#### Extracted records
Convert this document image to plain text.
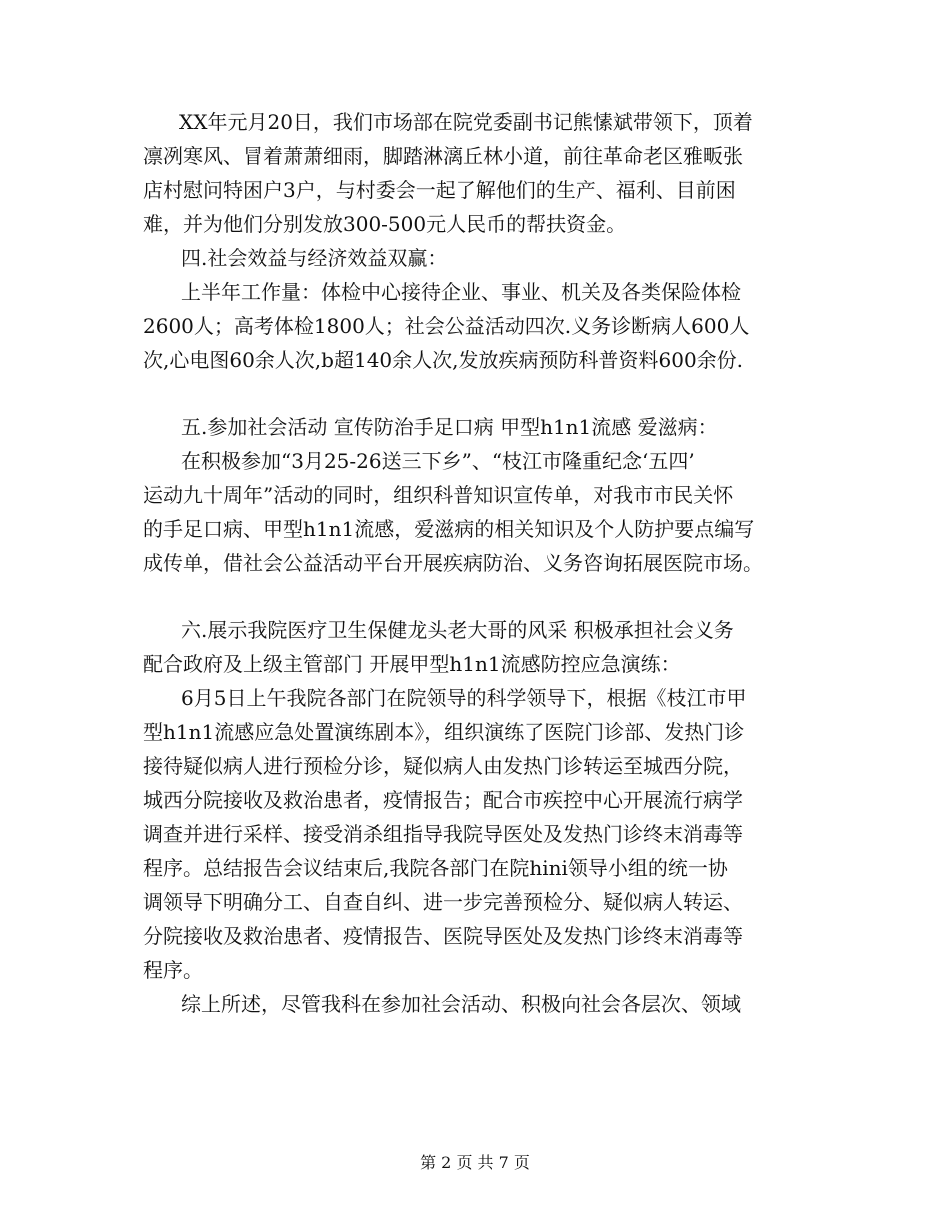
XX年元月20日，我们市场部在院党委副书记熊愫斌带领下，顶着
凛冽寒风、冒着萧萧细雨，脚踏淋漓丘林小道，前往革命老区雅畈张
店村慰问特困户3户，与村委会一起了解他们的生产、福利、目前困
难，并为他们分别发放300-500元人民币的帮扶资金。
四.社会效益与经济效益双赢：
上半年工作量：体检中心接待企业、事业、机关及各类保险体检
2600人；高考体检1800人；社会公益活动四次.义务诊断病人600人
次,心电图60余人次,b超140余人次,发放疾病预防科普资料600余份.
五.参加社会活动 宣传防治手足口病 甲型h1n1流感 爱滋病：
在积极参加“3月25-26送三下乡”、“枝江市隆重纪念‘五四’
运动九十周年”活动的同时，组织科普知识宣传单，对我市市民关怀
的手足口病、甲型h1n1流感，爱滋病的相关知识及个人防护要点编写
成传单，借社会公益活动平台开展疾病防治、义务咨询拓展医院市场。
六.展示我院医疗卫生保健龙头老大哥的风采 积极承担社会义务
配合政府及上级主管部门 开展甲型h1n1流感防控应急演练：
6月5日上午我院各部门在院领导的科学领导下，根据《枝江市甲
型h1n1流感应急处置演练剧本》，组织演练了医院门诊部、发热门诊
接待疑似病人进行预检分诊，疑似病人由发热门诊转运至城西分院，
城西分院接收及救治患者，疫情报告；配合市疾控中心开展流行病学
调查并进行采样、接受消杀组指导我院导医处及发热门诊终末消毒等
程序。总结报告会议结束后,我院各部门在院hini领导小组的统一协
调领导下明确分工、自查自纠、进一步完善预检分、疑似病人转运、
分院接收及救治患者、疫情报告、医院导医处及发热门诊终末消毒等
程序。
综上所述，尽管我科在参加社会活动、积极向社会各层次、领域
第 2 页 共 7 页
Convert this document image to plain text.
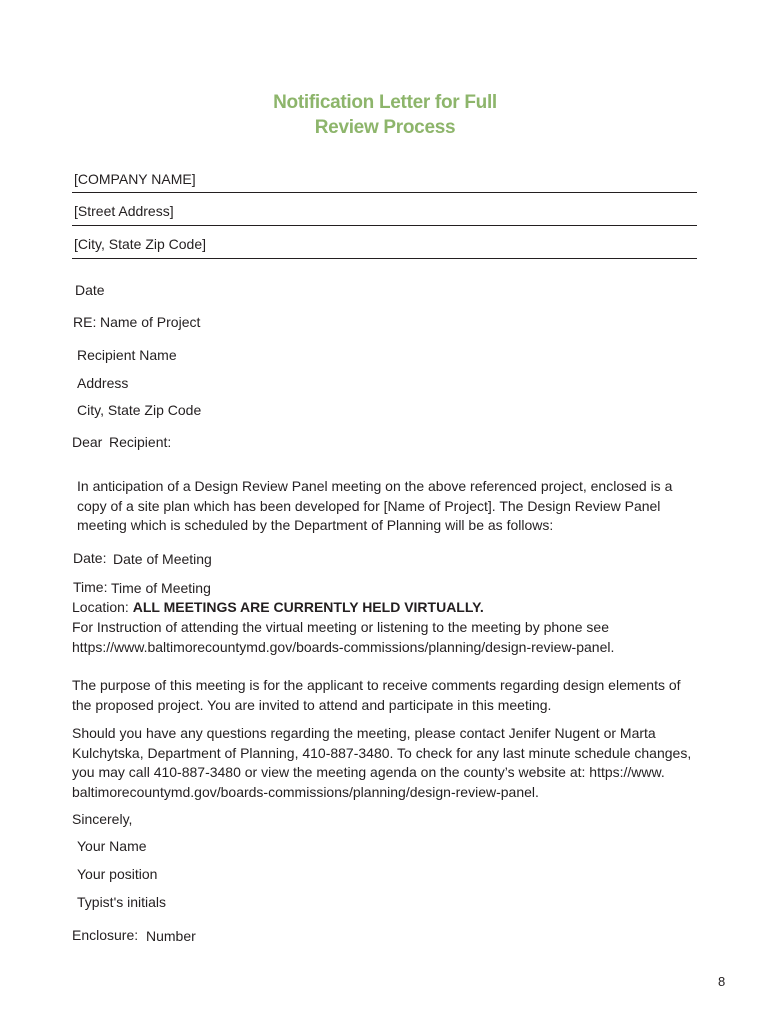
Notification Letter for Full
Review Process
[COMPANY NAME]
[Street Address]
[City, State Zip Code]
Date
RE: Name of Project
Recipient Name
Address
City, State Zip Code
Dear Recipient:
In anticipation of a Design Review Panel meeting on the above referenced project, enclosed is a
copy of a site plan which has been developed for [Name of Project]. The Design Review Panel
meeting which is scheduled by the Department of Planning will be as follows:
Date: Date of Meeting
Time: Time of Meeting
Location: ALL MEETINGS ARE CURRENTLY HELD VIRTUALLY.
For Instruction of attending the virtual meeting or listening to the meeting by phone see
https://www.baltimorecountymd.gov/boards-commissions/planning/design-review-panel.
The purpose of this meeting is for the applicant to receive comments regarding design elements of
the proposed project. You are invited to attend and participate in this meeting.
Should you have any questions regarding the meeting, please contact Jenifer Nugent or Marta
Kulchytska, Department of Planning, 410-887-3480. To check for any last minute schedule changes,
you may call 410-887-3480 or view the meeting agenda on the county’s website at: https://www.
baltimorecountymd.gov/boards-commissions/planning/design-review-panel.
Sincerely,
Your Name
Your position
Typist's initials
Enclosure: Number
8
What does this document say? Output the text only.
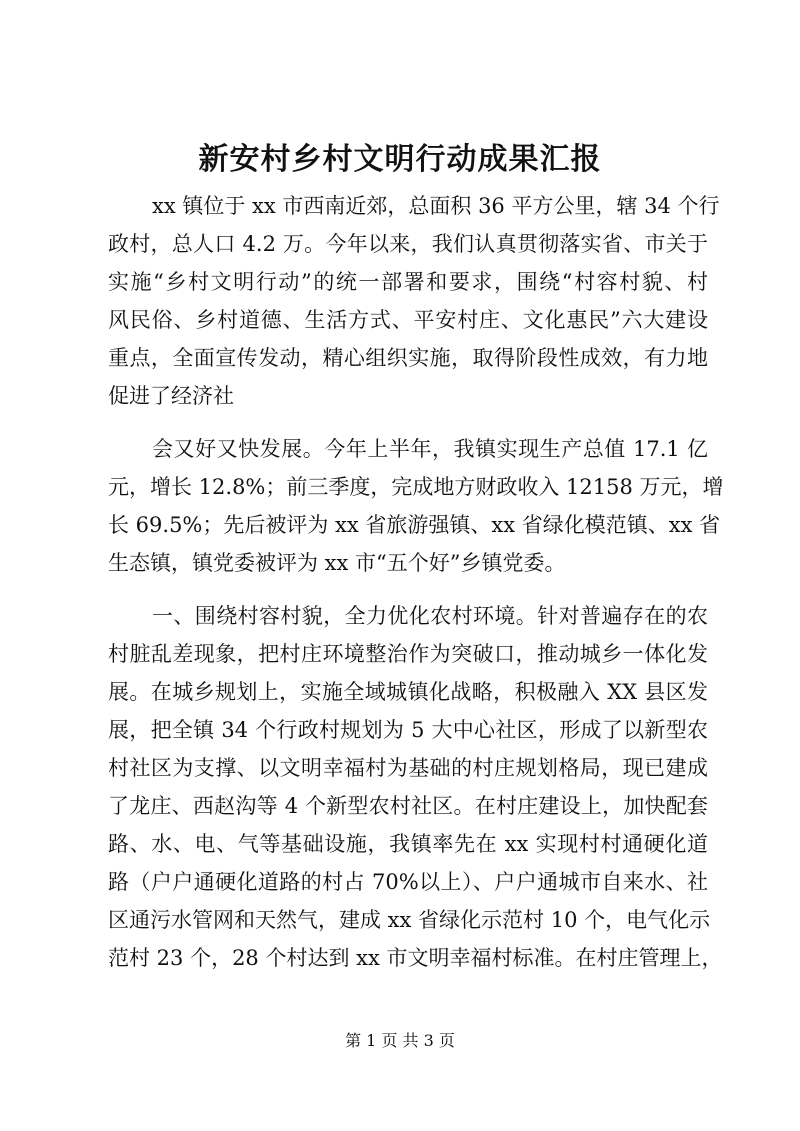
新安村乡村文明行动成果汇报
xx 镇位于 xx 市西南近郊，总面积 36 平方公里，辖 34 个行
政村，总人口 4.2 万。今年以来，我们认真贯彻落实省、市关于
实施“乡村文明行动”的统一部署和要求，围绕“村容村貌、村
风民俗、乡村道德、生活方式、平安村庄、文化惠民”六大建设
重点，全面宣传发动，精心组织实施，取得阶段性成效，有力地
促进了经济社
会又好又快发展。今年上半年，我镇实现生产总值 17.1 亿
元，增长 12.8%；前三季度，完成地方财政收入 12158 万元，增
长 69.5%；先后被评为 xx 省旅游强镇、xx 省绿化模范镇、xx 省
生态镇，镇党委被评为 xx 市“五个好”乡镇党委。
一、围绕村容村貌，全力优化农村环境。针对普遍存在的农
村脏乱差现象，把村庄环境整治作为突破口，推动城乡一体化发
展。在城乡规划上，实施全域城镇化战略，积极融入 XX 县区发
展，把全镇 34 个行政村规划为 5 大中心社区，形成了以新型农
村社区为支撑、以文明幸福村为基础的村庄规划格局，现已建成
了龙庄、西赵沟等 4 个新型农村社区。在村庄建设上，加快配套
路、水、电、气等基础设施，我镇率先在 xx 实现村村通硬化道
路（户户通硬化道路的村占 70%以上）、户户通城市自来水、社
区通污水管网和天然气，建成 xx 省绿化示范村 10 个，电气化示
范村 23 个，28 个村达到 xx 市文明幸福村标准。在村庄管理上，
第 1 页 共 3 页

#### WORK REQUIRED
Quote exactly, and nothing besides, the lines from the one with "What does this" through the end of the records above; include both ends and omit the pictures.

#### SOLUTION TO THIS TASK
What does this document say? Output the text only.
新安村乡村文明行动成果汇报
xx 镇位于 xx 市西南近郊，总面积 36 平方公里，辖 34 个行
政村，总人口 4.2 万。今年以来，我们认真贯彻落实省、市关于
实施“乡村文明行动”的统一部署和要求，围绕“村容村貌、村
风民俗、乡村道德、生活方式、平安村庄、文化惠民”六大建设
重点，全面宣传发动，精心组织实施，取得阶段性成效，有力地
促进了经济社
会又好又快发展。今年上半年，我镇实现生产总值 17.1 亿
元，增长 12.8%；前三季度，完成地方财政收入 12158 万元，增
长 69.5%；先后被评为 xx 省旅游强镇、xx 省绿化模范镇、xx 省
生态镇，镇党委被评为 xx 市“五个好”乡镇党委。
一、围绕村容村貌，全力优化农村环境。针对普遍存在的农
村脏乱差现象，把村庄环境整治作为突破口，推动城乡一体化发
展。在城乡规划上，实施全域城镇化战略，积极融入 XX 县区发
展，把全镇 34 个行政村规划为 5 大中心社区，形成了以新型农
村社区为支撑、以文明幸福村为基础的村庄规划格局，现已建成
了龙庄、西赵沟等 4 个新型农村社区。在村庄建设上，加快配套
路、水、电、气等基础设施，我镇率先在 xx 实现村村通硬化道
路（户户通硬化道路的村占 70%以上）、户户通城市自来水、社
区通污水管网和天然气，建成 xx 省绿化示范村 10 个，电气化示
范村 23 个，28 个村达到 xx 市文明幸福村标准。在村庄管理上，
第 1 页 共 3 页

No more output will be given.